## ENTRIES SHOWN

=====

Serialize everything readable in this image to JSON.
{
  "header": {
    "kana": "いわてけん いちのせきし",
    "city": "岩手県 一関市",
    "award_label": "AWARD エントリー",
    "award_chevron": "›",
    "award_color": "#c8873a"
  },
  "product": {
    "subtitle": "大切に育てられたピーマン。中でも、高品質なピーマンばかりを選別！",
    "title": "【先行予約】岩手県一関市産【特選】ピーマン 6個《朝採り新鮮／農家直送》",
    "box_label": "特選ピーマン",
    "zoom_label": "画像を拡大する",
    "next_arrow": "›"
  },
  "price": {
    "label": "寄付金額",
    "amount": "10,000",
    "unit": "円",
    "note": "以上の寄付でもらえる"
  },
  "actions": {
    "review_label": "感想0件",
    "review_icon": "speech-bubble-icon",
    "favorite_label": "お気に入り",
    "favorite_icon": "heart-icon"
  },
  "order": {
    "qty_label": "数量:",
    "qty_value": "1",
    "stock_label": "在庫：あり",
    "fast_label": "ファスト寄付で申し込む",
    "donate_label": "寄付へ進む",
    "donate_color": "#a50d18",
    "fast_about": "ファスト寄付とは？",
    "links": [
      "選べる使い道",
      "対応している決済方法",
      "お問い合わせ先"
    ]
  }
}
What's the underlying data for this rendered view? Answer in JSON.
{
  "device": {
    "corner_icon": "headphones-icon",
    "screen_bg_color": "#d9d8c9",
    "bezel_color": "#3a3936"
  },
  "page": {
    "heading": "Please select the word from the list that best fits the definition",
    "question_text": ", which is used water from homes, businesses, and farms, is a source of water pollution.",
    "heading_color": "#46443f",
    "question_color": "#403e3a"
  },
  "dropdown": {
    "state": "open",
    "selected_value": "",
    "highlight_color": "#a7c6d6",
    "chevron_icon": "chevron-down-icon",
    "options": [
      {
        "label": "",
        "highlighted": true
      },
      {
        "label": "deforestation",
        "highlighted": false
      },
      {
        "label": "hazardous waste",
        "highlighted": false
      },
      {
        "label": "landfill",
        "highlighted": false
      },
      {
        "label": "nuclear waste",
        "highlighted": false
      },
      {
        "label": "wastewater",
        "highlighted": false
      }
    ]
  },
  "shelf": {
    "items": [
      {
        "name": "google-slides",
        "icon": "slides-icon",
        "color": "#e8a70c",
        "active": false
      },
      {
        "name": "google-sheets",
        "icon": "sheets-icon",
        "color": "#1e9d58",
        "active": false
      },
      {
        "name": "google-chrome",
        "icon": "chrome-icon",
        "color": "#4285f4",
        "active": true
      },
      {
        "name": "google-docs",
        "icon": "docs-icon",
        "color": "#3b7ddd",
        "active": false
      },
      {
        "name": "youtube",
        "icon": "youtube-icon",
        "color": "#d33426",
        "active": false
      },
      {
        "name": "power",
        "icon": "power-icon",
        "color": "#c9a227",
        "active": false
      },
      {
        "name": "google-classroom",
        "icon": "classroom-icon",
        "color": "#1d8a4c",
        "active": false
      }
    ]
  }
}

=====

## INSTRUCTIONS TO FOLLOW
Copy out all of the lines above exactly.

## EXPECTED ANSWER
Serialize everything readable in this image to JSON.
{
  "header": {
    "kana": "いわてけん いちのせきし",
    "city": "岩手県 一関市",
    "award_label": "AWARD エントリー",
    "award_chevron": "›",
    "award_color": "#c8873a"
  },
  "product": {
    "subtitle": "大切に育てられたピーマン。中でも、高品質なピーマンばかりを選別！",
    "title": "【先行予約】岩手県一関市産【特選】ピーマン 6個《朝採り新鮮／農家直送》",
    "box_label": "特選ピーマン",
    "zoom_label": "画像を拡大する",
    "next_arrow": "›"
  },
  "price": {
    "label": "寄付金額",
    "amount": "10,000",
    "unit": "円",
    "note": "以上の寄付でもらえる"
  },
  "actions": {
    "review_label": "感想0件",
    "review_icon": "speech-bubble-icon",
    "favorite_label": "お気に入り",
    "favorite_icon": "heart-icon"
  },
  "order": {
    "qty_label": "数量:",
    "qty_value": "1",
    "stock_label": "在庫：あり",
    "fast_label": "ファスト寄付で申し込む",
    "donate_label": "寄付へ進む",
    "donate_color": "#a50d18",
    "fast_about": "ファスト寄付とは？",
    "links": [
      "選べる使い道",
      "対応している決済方法",
      "お問い合わせ先"
    ]
  }
}
What's the underlying data for this rendered view? Answer in JSON.
{
  "device": {
    "corner_icon": "headphones-icon",
    "screen_bg_color": "#d9d8c9",
    "bezel_color": "#3a3936"
  },
  "page": {
    "heading": "Please select the word from the list that best fits the definition",
    "question_text": ", which is used water from homes, businesses, and farms, is a source of water pollution.",
    "heading_color": "#46443f",
    "question_color": "#403e3a"
  },
  "dropdown": {
    "state": "open",
    "selected_value": "",
    "highlight_color": "#a7c6d6",
    "chevron_icon": "chevron-down-icon",
    "options": [
      {
        "label": "",
        "highlighted": true
      },
      {
        "label": "deforestation",
        "highlighted": false
      },
      {
        "label": "hazardous waste",
        "highlighted": false
      },
      {
        "label": "landfill",
        "highlighted": false
      },
      {
        "label": "nuclear waste",
        "highlighted": false
      },
      {
        "label": "wastewater",
        "highlighted": false
      }
    ]
  },
  "shelf": {
    "items": [
      {
        "name": "google-slides",
        "icon": "slides-icon",
        "color": "#e8a70c",
        "active": false
      },
      {
        "name": "google-sheets",
        "icon": "sheets-icon",
        "color": "#1e9d58",
        "active": false
      },
      {
        "name": "google-chrome",
        "icon": "chrome-icon",
        "color": "#4285f4",
        "active": true
      },
      {
        "name": "google-docs",
        "icon": "docs-icon",
        "color": "#3b7ddd",
        "active": false
      },
      {
        "name": "youtube",
        "icon": "youtube-icon",
        "color": "#d33426",
        "active": false
      },
      {
        "name": "power",
        "icon": "power-icon",
        "color": "#c9a227",
        "active": false
      },
      {
        "name": "google-classroom",
        "icon": "classroom-icon",
        "color": "#1d8a4c",
        "active": false
      }
    ]
  }
}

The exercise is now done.